## TO DO
Search the data for the word "their" and copy every line where it occurs.
******************************
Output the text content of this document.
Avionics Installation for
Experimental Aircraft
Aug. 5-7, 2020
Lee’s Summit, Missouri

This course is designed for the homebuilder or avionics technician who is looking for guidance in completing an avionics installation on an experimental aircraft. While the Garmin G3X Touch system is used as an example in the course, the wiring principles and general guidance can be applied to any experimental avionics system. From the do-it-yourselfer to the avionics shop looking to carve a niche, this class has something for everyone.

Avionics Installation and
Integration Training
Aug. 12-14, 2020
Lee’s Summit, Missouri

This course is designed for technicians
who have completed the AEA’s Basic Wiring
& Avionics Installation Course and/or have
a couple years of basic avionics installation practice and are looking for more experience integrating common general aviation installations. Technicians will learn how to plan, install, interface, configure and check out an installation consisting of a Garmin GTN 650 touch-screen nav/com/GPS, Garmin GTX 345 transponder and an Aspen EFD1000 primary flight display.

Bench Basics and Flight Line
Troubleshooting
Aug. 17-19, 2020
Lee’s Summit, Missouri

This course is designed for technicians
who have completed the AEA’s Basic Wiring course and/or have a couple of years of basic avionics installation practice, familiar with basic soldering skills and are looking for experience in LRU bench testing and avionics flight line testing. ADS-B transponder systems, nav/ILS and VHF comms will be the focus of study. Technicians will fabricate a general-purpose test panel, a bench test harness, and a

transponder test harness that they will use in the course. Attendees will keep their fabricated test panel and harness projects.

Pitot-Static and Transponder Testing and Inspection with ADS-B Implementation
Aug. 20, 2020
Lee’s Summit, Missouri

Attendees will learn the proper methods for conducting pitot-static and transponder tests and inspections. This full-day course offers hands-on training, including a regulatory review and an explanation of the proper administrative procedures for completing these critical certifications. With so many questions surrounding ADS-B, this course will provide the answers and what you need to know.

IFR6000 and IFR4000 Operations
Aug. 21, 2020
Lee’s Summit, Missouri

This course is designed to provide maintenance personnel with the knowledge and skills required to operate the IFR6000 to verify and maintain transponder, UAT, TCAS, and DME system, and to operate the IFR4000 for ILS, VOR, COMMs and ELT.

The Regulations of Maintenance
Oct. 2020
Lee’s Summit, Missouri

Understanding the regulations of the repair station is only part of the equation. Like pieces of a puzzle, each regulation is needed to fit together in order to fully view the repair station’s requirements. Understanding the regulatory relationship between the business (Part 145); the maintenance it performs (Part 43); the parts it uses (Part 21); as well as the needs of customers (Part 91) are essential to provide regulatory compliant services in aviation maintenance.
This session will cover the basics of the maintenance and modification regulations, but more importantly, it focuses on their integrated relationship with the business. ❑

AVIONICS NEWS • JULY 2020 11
******************************
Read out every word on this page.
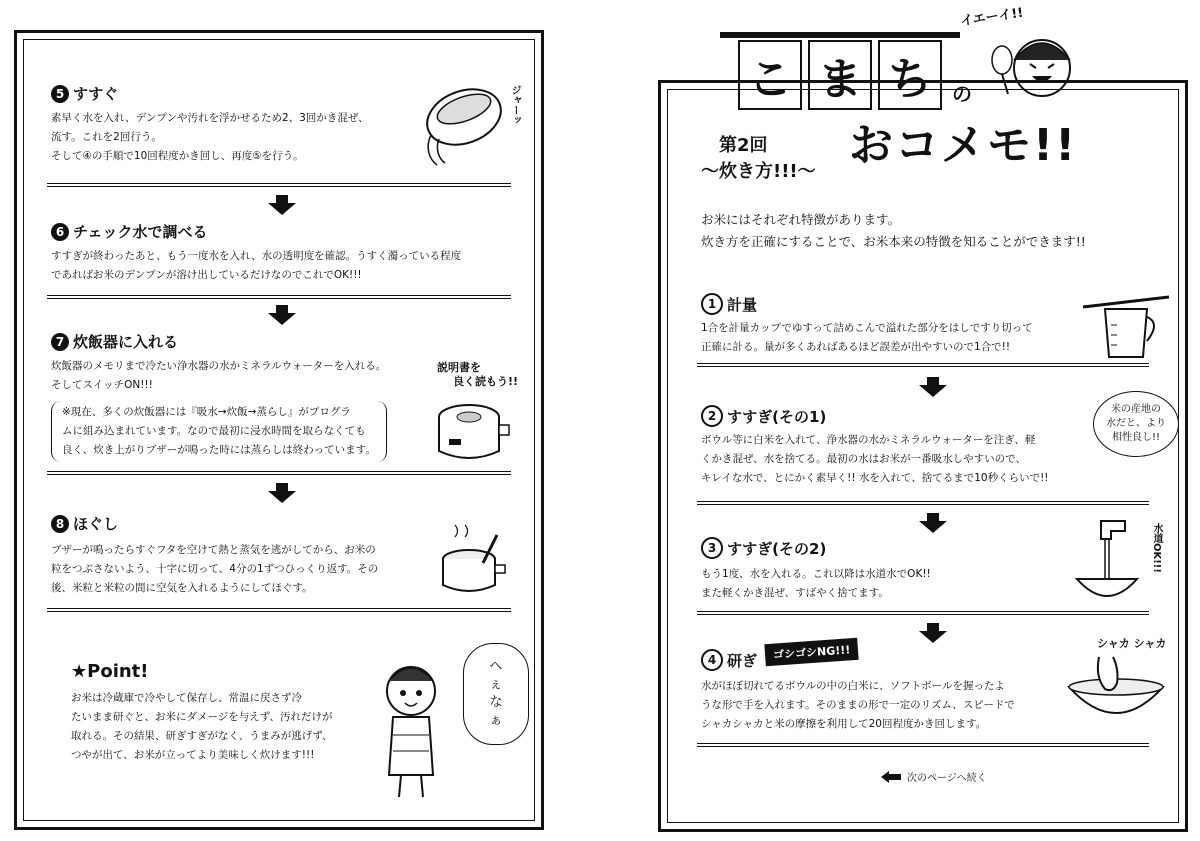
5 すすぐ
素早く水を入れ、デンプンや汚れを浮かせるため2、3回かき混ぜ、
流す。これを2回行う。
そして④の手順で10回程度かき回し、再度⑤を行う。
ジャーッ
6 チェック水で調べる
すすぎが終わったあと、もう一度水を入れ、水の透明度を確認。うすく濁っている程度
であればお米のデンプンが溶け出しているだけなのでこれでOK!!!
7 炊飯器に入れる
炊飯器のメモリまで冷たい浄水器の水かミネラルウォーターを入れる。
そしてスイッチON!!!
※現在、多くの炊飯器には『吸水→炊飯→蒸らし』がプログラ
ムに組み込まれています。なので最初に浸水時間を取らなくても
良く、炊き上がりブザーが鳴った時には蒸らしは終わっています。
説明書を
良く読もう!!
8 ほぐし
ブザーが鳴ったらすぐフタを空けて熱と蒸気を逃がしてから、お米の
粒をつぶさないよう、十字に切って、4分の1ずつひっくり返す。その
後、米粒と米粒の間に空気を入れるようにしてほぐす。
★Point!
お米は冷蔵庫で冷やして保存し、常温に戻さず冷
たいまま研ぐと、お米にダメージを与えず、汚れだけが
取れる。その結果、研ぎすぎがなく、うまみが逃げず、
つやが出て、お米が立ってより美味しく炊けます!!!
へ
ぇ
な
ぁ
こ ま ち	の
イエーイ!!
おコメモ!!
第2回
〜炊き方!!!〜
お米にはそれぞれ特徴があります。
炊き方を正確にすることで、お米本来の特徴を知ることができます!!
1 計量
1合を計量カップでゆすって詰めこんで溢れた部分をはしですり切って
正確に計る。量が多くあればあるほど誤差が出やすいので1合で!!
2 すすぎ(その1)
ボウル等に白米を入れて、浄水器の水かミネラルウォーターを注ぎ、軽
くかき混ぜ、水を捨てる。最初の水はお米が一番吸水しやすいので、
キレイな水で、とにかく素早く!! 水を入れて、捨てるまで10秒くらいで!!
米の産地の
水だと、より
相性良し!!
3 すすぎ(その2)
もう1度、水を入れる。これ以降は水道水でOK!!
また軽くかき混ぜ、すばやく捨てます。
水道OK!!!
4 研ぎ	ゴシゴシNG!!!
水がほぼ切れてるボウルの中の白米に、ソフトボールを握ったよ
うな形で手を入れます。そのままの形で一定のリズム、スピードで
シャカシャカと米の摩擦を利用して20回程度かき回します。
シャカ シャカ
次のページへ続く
******************************
## ANSWER FOR THIS EXERCISE
transponder test harness that they will use in the course. Attendees will keep their fabricated test panel and harness projects.
This session will cover the basics of the maintenance and modification regulations, but more importantly, it focuses on their integrated relationship with the business. ❑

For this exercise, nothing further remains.